"""

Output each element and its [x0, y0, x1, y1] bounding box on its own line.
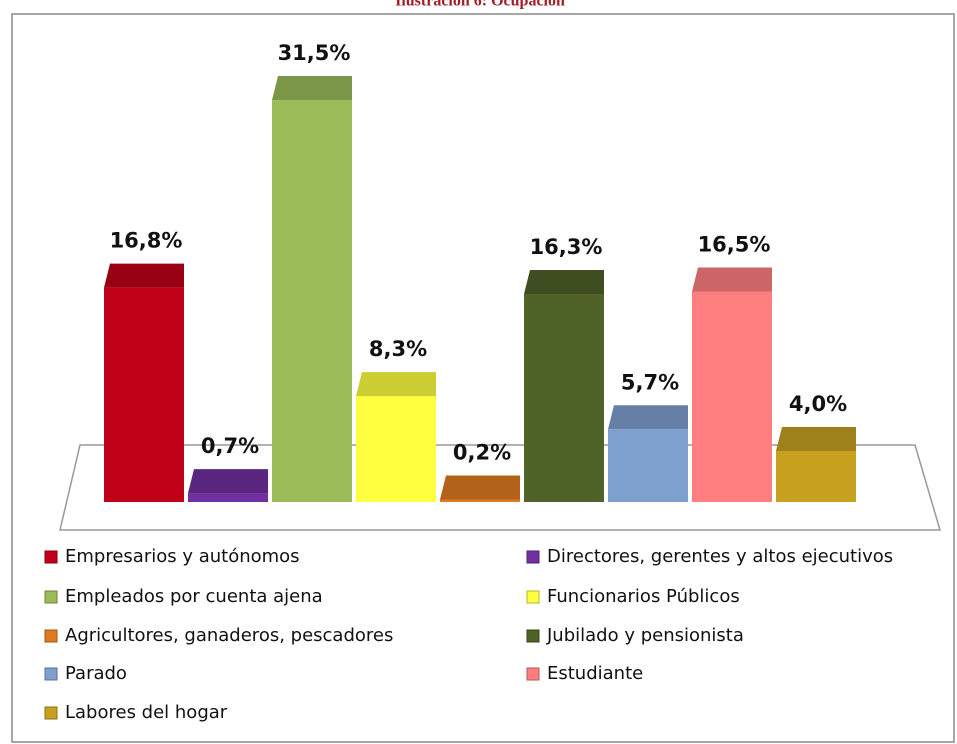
legend-swatch: [44, 590, 58, 604]
bar-face: [692, 291, 772, 502]
bar: [440, 475, 520, 502]
legend-swatch: [526, 667, 540, 681]
legend-swatch: [44, 667, 58, 681]
legend-label: Empresarios y autónomos: [65, 546, 300, 567]
legend-label: Directores, gerentes y altos ejecutivos: [547, 546, 893, 567]
bar-face: [188, 469, 268, 494]
bar: [188, 469, 268, 502]
bar-face: [104, 287, 184, 502]
bar-face: [440, 475, 520, 500]
bar-face: [188, 493, 268, 502]
bar-face: [692, 267, 772, 292]
legend-swatch: [44, 550, 58, 564]
legend-swatch: [44, 706, 58, 720]
legend-swatch: [526, 590, 540, 604]
legend-label: Parado: [65, 663, 127, 684]
bar: [104, 263, 184, 502]
bar-face: [524, 270, 604, 295]
bar: [272, 76, 352, 502]
bar: [608, 405, 688, 502]
bar: [776, 426, 856, 502]
value-label: 16,8%: [110, 229, 183, 253]
bar-face: [272, 76, 352, 101]
legend-swatch: [526, 629, 540, 643]
bar-face: [356, 396, 436, 502]
value-label: 16,3%: [530, 235, 603, 259]
bar-face: [440, 499, 520, 502]
value-label: 4,0%: [789, 392, 847, 416]
bar-face: [776, 426, 856, 451]
value-label: 5,7%: [621, 370, 679, 394]
bar-face: [104, 263, 184, 288]
legend-label: Empleados por cuenta ajena: [65, 586, 323, 607]
legend-label: Estudiante: [547, 663, 643, 684]
value-label: 0,7%: [201, 434, 259, 458]
bar: [692, 267, 772, 502]
chart-title: Ilustración 6: Ocupación: [395, 0, 565, 10]
value-label: 31,5%: [278, 41, 351, 65]
bar-face: [356, 372, 436, 397]
legend-label: Labores del hogar: [65, 702, 228, 723]
value-label: 8,3%: [369, 337, 427, 361]
legend-label: Funcionarios Públicos: [547, 586, 740, 607]
legend-label: Jubilado y pensionista: [546, 625, 744, 646]
bar: [524, 270, 604, 502]
value-label: 0,2%: [453, 440, 511, 464]
legend-swatch: [526, 550, 540, 564]
bar-face: [272, 100, 352, 502]
value-label: 16,5%: [698, 232, 771, 256]
legend-label: Agricultores, ganaderos, pescadores: [65, 625, 393, 646]
bar-face: [608, 429, 688, 502]
legend-swatch: [44, 629, 58, 643]
bar-face: [776, 450, 856, 502]
bar-face: [524, 294, 604, 502]
bar: [356, 372, 436, 502]
bar-face: [608, 405, 688, 430]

"""

## Problem requirements
Write out all of the lines above again, swapping every "legend-swatch" for "legend-marker" and changing nothing else. Leave the picture out.

## Solved exercise
Output each element and its [x0, y0, x1, y1] bounding box on its own line.
legend-marker: [44, 590, 58, 604]
bar-face: [692, 291, 772, 502]
bar: [440, 475, 520, 502]
legend-marker: [526, 667, 540, 681]
legend-marker: [44, 667, 58, 681]
legend-label: Empresarios y autónomos: [65, 546, 300, 567]
legend-label: Directores, gerentes y altos ejecutivos: [547, 546, 893, 567]
bar-face: [188, 469, 268, 494]
bar: [188, 469, 268, 502]
bar-face: [104, 287, 184, 502]
bar-face: [440, 475, 520, 500]
bar-face: [188, 493, 268, 502]
bar-face: [692, 267, 772, 292]
legend-marker: [44, 550, 58, 564]
legend-marker: [44, 706, 58, 720]
legend-marker: [526, 590, 540, 604]
legend-label: Parado: [65, 663, 127, 684]
bar: [104, 263, 184, 502]
bar-face: [524, 270, 604, 295]
bar: [272, 76, 352, 502]
bar: [608, 405, 688, 502]
bar: [776, 426, 856, 502]
value-label: 16,8%: [110, 229, 183, 253]
bar-face: [272, 76, 352, 101]
legend-marker: [526, 629, 540, 643]
bar-face: [356, 396, 436, 502]
value-label: 16,3%: [530, 235, 603, 259]
bar-face: [440, 499, 520, 502]
value-label: 4,0%: [789, 392, 847, 416]
bar-face: [776, 426, 856, 451]
value-label: 5,7%: [621, 370, 679, 394]
bar-face: [104, 263, 184, 288]
legend-label: Empleados por cuenta ajena: [65, 586, 323, 607]
legend-label: Estudiante: [547, 663, 643, 684]
value-label: 0,7%: [201, 434, 259, 458]
bar: [692, 267, 772, 502]
chart-title: Ilustración 6: Ocupación: [395, 0, 565, 10]
value-label: 31,5%: [278, 41, 351, 65]
bar-face: [356, 372, 436, 397]
legend-label: Labores del hogar: [65, 702, 228, 723]
value-label: 8,3%: [369, 337, 427, 361]
legend-label: Funcionarios Públicos: [547, 586, 740, 607]
legend-label: Jubilado y pensionista: [546, 625, 744, 646]
bar: [524, 270, 604, 502]
value-label: 0,2%: [453, 440, 511, 464]
legend-marker: [526, 550, 540, 564]
bar-face: [272, 100, 352, 502]
value-label: 16,5%: [698, 232, 771, 256]
legend-label: Agricultores, ganaderos, pescadores: [65, 625, 393, 646]
bar-face: [608, 429, 688, 502]
legend-marker: [44, 629, 58, 643]
bar-face: [776, 450, 856, 502]
bar-face: [524, 294, 604, 502]
bar: [356, 372, 436, 502]
bar-face: [608, 405, 688, 430]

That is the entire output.